| YOUR GOAL |
Could you print every record below exactly as it appears?

---------- RAW DATA ----------

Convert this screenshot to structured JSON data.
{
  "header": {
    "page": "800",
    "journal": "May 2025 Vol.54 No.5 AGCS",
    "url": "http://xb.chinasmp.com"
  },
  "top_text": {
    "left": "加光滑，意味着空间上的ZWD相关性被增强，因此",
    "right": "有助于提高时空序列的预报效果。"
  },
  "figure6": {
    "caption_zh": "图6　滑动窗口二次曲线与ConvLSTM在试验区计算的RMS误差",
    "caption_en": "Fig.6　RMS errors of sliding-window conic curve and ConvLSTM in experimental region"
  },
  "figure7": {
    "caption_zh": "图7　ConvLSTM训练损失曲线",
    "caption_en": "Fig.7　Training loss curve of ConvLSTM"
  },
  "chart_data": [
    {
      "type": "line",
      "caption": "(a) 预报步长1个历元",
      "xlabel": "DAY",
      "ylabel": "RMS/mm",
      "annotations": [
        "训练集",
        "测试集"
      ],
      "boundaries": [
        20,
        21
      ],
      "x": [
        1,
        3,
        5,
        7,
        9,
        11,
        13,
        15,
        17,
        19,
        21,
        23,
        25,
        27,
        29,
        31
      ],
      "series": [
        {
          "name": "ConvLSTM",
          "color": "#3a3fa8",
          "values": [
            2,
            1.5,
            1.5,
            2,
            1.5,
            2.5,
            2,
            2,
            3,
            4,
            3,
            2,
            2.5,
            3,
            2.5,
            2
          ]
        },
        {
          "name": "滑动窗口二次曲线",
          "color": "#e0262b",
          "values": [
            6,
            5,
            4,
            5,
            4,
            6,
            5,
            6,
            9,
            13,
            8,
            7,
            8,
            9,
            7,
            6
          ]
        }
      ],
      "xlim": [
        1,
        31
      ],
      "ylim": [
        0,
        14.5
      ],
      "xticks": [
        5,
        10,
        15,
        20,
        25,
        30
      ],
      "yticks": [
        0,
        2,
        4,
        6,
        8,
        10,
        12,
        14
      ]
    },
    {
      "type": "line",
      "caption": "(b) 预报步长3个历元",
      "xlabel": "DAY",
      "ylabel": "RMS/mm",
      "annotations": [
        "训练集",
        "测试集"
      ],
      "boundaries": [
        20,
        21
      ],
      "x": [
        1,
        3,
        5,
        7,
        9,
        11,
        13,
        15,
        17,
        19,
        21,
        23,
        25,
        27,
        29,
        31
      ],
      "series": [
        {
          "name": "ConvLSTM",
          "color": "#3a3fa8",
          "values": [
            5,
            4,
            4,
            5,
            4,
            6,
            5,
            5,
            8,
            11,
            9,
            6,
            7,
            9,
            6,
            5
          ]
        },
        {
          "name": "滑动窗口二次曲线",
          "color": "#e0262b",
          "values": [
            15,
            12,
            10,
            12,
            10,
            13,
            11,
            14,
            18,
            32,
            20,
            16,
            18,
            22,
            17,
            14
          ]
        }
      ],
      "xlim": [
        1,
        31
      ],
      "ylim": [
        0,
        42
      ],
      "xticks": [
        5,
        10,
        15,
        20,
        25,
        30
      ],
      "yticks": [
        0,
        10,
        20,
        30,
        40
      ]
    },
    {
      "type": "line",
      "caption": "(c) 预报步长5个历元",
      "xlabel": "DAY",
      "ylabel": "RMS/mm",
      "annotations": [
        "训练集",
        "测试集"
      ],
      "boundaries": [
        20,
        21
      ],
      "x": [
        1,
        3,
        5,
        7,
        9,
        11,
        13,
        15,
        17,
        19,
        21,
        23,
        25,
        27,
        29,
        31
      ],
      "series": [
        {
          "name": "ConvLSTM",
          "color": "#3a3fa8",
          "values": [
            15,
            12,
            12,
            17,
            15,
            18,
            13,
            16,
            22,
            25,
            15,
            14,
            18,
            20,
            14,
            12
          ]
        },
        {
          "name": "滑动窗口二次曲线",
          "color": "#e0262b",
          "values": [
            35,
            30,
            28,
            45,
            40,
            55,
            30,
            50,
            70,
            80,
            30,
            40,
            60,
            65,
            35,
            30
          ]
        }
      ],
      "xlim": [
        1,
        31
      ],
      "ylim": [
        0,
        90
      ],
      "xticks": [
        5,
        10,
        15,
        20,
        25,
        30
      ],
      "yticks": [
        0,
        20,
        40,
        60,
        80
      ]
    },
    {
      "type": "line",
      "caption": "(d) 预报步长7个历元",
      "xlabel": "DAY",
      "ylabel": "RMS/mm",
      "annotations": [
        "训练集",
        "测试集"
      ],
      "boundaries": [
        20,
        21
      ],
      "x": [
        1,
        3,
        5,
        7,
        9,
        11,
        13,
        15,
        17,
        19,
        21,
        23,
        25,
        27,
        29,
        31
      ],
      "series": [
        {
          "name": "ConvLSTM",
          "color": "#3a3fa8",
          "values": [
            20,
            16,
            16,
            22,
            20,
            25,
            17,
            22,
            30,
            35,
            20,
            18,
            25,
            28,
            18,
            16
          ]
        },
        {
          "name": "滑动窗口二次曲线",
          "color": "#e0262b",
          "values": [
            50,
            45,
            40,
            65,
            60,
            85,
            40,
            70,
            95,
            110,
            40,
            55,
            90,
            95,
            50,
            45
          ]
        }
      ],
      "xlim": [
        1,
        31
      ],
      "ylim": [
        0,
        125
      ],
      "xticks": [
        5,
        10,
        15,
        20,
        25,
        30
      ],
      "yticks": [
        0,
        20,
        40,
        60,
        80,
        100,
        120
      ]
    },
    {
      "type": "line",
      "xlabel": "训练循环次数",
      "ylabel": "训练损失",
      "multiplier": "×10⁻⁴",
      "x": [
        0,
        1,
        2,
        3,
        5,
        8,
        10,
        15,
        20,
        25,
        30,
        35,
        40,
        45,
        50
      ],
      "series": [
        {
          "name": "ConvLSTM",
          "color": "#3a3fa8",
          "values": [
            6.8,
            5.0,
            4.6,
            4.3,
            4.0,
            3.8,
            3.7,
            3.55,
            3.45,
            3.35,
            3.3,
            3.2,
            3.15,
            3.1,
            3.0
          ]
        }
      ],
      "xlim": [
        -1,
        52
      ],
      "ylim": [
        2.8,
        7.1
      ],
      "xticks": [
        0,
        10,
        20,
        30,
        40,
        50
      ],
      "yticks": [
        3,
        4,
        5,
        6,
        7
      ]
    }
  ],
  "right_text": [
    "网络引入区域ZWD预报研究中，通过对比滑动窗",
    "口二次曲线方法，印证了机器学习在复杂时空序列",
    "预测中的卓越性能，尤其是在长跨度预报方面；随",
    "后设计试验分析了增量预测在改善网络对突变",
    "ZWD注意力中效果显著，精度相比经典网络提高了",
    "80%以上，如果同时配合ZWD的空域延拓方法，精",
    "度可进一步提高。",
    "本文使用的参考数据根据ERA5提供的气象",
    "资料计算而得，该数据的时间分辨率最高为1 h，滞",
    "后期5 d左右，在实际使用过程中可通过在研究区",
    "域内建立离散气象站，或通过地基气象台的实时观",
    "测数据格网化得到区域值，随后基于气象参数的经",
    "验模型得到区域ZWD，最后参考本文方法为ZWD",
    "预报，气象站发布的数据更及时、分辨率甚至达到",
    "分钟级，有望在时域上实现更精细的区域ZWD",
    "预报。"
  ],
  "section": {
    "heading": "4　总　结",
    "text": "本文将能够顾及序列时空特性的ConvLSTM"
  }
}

----------

| TASK RESPONSE |
Convert this screenshot to structured JSON data.
{
  "header": {
    "page": "800",
    "journal": "May 2025 Vol.54 No.5 AGCS",
    "url": "http://xb.chinasmp.com"
  },
  "top_text": {
    "left": "加光滑，意味着空间上的ZWD相关性被增强，因此",
    "right": "有助于提高时空序列的预报效果。"
  },
  "figure6": {
    "caption_zh": "图6　滑动窗口二次曲线与ConvLSTM在试验区计算的RMS误差",
    "caption_en": "Fig.6　RMS errors of sliding-window conic curve and ConvLSTM in experimental region"
  },
  "figure7": {
    "caption_zh": "图7　ConvLSTM训练损失曲线",
    "caption_en": "Fig.7　Training loss curve of ConvLSTM"
  },
  "chart_data": [
    {
      "type": "line",
      "caption": "(a) 预报步长1个历元",
      "xlabel": "DAY",
      "ylabel": "RMS/mm",
      "annotations": [
        "训练集",
        "测试集"
      ],
      "boundaries": [
        20,
        21
      ],
      "x": [
        1,
        3,
        5,
        7,
        9,
        11,
        13,
        15,
        17,
        19,
        21,
        23,
        25,
        27,
        29,
        31
      ],
      "series": [
        {
          "name": "ConvLSTM",
          "color": "#3a3fa8",
          "values": [
            2,
            1.5,
            1.5,
            2,
            1.5,
            2.5,
            2,
            2,
            3,
            4,
            3,
            2,
            2.5,
            3,
            2.5,
            2
          ]
        },
        {
          "name": "滑动窗口二次曲线",
          "color": "#e0262b",
          "values": [
            6,
            5,
            4,
            5,
            4,
            6,
            5,
            6,
            9,
            13,
            8,
            7,
            8,
            9,
            7,
            6
          ]
        }
      ],
      "xlim": [
        1,
        31
      ],
      "ylim": [
        0,
        14.5
      ],
      "xticks": [
        5,
        10,
        15,
        20,
        25,
        30
      ],
      "yticks": [
        0,
        2,
        4,
        6,
        8,
        10,
        12,
        14
      ]
    },
    {
      "type": "line",
      "caption": "(b) 预报步长3个历元",
      "xlabel": "DAY",
      "ylabel": "RMS/mm",
      "annotations": [
        "训练集",
        "测试集"
      ],
      "boundaries": [
        20,
        21
      ],
      "x": [
        1,
        3,
        5,
        7,
        9,
        11,
        13,
        15,
        17,
        19,
        21,
        23,
        25,
        27,
        29,
        31
      ],
      "series": [
        {
          "name": "ConvLSTM",
          "color": "#3a3fa8",
          "values": [
            5,
            4,
            4,
            5,
            4,
            6,
            5,
            5,
            8,
            11,
            9,
            6,
            7,
            9,
            6,
            5
          ]
        },
        {
          "name": "滑动窗口二次曲线",
          "color": "#e0262b",
          "values": [
            15,
            12,
            10,
            12,
            10,
            13,
            11,
            14,
            18,
            32,
            20,
            16,
            18,
            22,
            17,
            14
          ]
        }
      ],
      "xlim": [
        1,
        31
      ],
      "ylim": [
        0,
        42
      ],
      "xticks": [
        5,
        10,
        15,
        20,
        25,
        30
      ],
      "yticks": [
        0,
        10,
        20,
        30,
        40
      ]
    },
    {
      "type": "line",
      "caption": "(c) 预报步长5个历元",
      "xlabel": "DAY",
      "ylabel": "RMS/mm",
      "annotations": [
        "训练集",
        "测试集"
      ],
      "boundaries": [
        20,
        21
      ],
      "x": [
        1,
        3,
        5,
        7,
        9,
        11,
        13,
        15,
        17,
        19,
        21,
        23,
        25,
        27,
        29,
        31
      ],
      "series": [
        {
          "name": "ConvLSTM",
          "color": "#3a3fa8",
          "values": [
            15,
            12,
            12,
            17,
            15,
            18,
            13,
            16,
            22,
            25,
            15,
            14,
            18,
            20,
            14,
            12
          ]
        },
        {
          "name": "滑动窗口二次曲线",
          "color": "#e0262b",
          "values": [
            35,
            30,
            28,
            45,
            40,
            55,
            30,
            50,
            70,
            80,
            30,
            40,
            60,
            65,
            35,
            30
          ]
        }
      ],
      "xlim": [
        1,
        31
      ],
      "ylim": [
        0,
        90
      ],
      "xticks": [
        5,
        10,
        15,
        20,
        25,
        30
      ],
      "yticks": [
        0,
        20,
        40,
        60,
        80
      ]
    },
    {
      "type": "line",
      "caption": "(d) 预报步长7个历元",
      "xlabel": "DAY",
      "ylabel": "RMS/mm",
      "annotations": [
        "训练集",
        "测试集"
      ],
      "boundaries": [
        20,
        21
      ],
      "x": [
        1,
        3,
        5,
        7,
        9,
        11,
        13,
        15,
        17,
        19,
        21,
        23,
        25,
        27,
        29,
        31
      ],
      "series": [
        {
          "name": "ConvLSTM",
          "color": "#3a3fa8",
          "values": [
            20,
            16,
            16,
            22,
            20,
            25,
            17,
            22,
            30,
            35,
            20,
            18,
            25,
            28,
            18,
            16
          ]
        },
        {
          "name": "滑动窗口二次曲线",
          "color": "#e0262b",
          "values": [
            50,
            45,
            40,
            65,
            60,
            85,
            40,
            70,
            95,
            110,
            40,
            55,
            90,
            95,
            50,
            45
          ]
        }
      ],
      "xlim": [
        1,
        31
      ],
      "ylim": [
        0,
        125
      ],
      "xticks": [
        5,
        10,
        15,
        20,
        25,
        30
      ],
      "yticks": [
        0,
        20,
        40,
        60,
        80,
        100,
        120
      ]
    },
    {
      "type": "line",
      "xlabel": "训练循环次数",
      "ylabel": "训练损失",
      "multiplier": "×10⁻⁴",
      "x": [
        0,
        1,
        2,
        3,
        5,
        8,
        10,
        15,
        20,
        25,
        30,
        35,
        40,
        45,
        50
      ],
      "series": [
        {
          "name": "ConvLSTM",
          "color": "#3a3fa8",
          "values": [
            6.8,
            5.0,
            4.6,
            4.3,
            4.0,
            3.8,
            3.7,
            3.55,
            3.45,
            3.35,
            3.3,
            3.2,
            3.15,
            3.1,
            3.0
          ]
        }
      ],
      "xlim": [
        -1,
        52
      ],
      "ylim": [
        2.8,
        7.1
      ],
      "xticks": [
        0,
        10,
        20,
        30,
        40,
        50
      ],
      "yticks": [
        3,
        4,
        5,
        6,
        7
      ]
    }
  ],
  "right_text": [
    "网络引入区域ZWD预报研究中，通过对比滑动窗",
    "口二次曲线方法，印证了机器学习在复杂时空序列",
    "预测中的卓越性能，尤其是在长跨度预报方面；随",
    "后设计试验分析了增量预测在改善网络对突变",
    "ZWD注意力中效果显著，精度相比经典网络提高了",
    "80%以上，如果同时配合ZWD的空域延拓方法，精",
    "度可进一步提高。",
    "本文使用的参考数据根据ERA5提供的气象",
    "资料计算而得，该数据的时间分辨率最高为1 h，滞",
    "后期5 d左右，在实际使用过程中可通过在研究区",
    "域内建立离散气象站，或通过地基气象台的实时观",
    "测数据格网化得到区域值，随后基于气象参数的经",
    "验模型得到区域ZWD，最后参考本文方法为ZWD",
    "预报，气象站发布的数据更及时、分辨率甚至达到",
    "分钟级，有望在时域上实现更精细的区域ZWD",
    "预报。"
  ],
  "section": {
    "heading": "4　总　结",
    "text": "本文将能够顾及序列时空特性的ConvLSTM"
  }
}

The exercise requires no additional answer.